▶ _DIRECTIONS_: Report each line of the data that includes the word "color".

▶ _GIVEN ENTRIES_:
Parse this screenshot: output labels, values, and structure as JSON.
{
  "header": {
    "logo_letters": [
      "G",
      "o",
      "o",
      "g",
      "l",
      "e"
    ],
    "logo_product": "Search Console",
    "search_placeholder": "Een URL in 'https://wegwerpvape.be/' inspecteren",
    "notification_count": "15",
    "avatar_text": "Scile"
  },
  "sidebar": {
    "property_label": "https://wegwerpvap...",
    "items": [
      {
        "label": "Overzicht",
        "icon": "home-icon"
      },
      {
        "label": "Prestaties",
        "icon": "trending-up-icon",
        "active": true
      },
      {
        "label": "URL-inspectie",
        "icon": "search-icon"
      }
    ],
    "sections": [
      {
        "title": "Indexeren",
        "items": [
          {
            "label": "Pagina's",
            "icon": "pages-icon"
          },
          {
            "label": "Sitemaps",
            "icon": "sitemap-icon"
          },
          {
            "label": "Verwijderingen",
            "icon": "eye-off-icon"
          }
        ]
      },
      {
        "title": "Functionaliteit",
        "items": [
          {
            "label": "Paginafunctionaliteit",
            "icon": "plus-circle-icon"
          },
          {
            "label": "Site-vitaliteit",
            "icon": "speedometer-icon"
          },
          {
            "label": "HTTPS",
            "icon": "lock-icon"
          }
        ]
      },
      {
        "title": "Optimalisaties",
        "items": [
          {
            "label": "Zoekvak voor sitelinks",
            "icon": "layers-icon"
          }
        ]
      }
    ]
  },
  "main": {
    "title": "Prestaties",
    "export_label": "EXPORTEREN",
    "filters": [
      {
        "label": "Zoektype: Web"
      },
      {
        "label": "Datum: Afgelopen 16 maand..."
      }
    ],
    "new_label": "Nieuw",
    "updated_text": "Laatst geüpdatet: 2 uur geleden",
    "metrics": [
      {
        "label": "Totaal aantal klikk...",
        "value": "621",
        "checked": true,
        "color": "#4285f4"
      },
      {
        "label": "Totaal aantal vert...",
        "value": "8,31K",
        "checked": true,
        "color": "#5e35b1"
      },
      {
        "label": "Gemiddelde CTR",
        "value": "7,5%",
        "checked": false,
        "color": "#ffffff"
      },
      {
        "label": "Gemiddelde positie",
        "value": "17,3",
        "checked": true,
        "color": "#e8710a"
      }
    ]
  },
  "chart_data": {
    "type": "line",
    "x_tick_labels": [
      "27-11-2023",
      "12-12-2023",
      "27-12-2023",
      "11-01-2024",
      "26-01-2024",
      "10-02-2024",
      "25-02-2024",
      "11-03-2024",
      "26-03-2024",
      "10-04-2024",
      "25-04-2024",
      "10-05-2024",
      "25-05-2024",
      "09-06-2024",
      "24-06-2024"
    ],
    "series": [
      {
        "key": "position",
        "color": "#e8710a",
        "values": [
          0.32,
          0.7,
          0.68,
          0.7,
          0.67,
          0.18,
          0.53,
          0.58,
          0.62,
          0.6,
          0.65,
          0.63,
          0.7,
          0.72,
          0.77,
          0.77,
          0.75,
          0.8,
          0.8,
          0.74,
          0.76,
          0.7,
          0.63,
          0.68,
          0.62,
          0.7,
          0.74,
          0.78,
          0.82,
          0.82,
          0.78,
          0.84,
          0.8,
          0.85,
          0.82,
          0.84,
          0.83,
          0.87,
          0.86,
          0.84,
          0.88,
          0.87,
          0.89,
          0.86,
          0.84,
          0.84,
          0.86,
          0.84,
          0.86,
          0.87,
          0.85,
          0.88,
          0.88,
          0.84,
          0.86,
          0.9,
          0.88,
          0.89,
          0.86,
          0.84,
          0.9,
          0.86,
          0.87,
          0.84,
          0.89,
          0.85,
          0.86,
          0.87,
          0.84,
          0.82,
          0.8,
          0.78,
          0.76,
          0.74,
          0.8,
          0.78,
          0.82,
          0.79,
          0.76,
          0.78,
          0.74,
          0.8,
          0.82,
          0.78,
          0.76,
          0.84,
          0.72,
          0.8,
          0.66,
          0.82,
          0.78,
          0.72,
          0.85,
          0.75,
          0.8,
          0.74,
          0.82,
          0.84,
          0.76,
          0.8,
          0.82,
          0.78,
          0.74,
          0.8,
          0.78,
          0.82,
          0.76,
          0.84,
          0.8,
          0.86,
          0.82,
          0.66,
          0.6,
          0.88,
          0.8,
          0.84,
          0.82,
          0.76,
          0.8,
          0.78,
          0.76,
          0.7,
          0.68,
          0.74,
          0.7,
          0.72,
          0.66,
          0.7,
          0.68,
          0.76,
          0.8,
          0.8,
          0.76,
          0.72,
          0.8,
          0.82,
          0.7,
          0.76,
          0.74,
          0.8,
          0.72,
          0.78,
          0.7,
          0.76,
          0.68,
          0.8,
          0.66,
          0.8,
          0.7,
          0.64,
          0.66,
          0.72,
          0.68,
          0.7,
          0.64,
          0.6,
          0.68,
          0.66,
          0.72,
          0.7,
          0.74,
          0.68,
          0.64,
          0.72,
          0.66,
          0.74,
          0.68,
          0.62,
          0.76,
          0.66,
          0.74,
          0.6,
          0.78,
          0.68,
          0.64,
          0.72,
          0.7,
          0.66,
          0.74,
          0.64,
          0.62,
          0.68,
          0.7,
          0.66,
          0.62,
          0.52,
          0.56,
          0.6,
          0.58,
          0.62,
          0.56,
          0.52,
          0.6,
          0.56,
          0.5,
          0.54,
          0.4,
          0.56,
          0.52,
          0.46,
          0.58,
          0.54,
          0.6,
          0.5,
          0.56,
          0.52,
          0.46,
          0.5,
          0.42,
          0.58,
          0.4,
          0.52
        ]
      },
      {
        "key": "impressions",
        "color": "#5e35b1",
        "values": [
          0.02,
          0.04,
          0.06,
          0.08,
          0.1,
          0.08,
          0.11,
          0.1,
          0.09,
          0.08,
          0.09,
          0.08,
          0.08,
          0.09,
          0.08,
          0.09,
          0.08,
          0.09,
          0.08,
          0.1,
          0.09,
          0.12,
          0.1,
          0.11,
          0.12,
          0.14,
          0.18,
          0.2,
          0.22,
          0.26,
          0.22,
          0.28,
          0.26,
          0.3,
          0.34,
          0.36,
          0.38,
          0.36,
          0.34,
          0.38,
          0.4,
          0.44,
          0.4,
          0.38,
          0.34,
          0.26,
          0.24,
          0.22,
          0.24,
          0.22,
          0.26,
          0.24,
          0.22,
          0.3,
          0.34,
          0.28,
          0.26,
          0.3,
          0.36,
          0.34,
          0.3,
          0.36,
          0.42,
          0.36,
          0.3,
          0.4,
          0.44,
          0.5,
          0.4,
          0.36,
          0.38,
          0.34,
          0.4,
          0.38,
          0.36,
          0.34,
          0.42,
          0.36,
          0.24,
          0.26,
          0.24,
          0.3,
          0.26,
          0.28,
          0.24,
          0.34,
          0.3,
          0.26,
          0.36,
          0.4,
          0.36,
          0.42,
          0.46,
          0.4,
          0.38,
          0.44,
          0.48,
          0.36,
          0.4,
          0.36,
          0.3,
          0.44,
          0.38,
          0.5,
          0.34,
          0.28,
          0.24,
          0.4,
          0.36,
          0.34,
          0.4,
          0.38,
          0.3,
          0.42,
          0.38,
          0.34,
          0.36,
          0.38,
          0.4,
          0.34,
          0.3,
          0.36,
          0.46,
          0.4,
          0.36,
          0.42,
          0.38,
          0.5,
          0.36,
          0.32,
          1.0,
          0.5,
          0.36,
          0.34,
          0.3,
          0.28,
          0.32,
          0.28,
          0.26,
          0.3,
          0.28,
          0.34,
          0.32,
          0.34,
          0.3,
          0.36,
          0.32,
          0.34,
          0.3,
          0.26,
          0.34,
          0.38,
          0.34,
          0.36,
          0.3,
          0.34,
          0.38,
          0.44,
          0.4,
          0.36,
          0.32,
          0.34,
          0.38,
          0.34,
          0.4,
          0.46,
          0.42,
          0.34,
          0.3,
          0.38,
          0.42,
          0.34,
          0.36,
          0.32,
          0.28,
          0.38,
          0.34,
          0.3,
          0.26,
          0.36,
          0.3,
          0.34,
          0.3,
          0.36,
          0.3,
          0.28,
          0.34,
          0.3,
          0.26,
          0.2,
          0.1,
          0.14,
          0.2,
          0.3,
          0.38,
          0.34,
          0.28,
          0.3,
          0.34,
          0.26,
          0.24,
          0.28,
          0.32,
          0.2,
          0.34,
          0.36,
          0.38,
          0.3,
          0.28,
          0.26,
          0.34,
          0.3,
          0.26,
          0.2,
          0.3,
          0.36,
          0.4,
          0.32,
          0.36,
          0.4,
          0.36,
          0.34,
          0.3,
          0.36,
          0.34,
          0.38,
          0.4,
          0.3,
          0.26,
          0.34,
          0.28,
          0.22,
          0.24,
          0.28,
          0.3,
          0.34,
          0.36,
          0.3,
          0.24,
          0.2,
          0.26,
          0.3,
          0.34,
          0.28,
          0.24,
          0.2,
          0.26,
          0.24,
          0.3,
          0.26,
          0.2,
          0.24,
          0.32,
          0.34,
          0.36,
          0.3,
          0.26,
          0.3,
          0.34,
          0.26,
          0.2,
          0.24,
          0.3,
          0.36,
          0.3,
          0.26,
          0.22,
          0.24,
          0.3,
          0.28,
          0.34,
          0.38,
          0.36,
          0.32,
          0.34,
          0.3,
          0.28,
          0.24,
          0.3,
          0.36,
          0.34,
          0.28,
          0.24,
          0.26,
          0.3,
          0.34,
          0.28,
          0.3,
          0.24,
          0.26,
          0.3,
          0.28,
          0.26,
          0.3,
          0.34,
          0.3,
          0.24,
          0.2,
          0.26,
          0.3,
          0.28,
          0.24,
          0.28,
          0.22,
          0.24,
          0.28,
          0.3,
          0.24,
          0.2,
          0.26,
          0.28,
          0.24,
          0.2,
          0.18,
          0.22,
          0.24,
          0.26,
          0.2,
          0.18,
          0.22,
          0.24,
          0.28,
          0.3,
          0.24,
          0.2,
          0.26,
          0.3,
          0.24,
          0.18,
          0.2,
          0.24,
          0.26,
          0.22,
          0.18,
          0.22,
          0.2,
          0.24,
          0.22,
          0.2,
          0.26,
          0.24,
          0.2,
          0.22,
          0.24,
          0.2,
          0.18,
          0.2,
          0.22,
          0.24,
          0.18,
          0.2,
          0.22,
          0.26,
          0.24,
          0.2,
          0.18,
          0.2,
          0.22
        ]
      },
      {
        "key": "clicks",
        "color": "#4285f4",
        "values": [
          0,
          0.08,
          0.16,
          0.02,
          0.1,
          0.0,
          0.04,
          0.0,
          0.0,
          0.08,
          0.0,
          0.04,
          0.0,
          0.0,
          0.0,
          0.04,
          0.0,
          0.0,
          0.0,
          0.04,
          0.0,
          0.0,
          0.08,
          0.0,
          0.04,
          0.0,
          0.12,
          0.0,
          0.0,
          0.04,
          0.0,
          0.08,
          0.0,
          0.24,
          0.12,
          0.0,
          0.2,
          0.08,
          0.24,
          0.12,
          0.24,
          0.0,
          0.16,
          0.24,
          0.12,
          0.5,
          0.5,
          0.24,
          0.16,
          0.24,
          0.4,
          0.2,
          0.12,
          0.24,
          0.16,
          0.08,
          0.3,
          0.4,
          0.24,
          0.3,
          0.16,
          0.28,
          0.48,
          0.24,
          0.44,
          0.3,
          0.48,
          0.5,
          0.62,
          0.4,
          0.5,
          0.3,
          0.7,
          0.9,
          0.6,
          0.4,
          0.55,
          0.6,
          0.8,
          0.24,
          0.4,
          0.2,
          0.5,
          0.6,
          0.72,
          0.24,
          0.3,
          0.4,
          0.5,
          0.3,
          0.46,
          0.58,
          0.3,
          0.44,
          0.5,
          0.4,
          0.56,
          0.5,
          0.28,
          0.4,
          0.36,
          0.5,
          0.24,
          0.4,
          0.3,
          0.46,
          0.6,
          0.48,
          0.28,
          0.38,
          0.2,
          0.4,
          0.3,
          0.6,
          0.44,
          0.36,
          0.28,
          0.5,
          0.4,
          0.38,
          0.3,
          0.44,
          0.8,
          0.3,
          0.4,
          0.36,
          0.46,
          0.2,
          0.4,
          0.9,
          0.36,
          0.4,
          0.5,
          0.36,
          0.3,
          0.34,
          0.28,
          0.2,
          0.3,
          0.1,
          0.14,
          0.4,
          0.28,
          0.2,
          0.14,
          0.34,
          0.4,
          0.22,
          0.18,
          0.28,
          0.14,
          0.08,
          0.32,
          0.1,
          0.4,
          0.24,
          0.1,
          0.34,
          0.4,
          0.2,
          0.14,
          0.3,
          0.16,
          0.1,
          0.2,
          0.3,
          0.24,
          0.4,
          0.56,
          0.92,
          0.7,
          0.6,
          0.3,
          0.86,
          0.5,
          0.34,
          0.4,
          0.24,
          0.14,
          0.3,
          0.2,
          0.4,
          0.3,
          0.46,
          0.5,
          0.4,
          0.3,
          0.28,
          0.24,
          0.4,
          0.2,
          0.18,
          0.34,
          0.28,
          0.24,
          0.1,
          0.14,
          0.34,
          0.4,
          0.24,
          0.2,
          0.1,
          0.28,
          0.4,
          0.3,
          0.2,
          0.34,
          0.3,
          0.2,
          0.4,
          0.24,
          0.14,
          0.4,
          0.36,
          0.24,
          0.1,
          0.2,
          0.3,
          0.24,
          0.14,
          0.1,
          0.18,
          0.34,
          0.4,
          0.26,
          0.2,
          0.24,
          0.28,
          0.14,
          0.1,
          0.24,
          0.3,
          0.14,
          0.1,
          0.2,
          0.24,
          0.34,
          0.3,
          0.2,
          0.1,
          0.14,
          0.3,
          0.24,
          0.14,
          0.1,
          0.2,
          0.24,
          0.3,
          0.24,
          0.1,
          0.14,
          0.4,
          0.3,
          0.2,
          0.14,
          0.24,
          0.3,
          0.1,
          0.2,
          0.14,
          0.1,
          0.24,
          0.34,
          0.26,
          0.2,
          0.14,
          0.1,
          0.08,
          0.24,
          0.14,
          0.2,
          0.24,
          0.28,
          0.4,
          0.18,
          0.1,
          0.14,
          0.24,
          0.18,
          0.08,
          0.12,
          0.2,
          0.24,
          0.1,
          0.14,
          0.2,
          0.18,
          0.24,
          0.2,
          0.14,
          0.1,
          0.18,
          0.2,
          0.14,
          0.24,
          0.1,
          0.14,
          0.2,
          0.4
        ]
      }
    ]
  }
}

▶ _WRITTEN RESPONSE_:
        "color": "#4285f4"
        "color": "#5e35b1"
        "color": "#ffffff"
        "color": "#e8710a"
        "color": "#e8710a",
        "color": "#5e35b1",
        "color": "#4285f4",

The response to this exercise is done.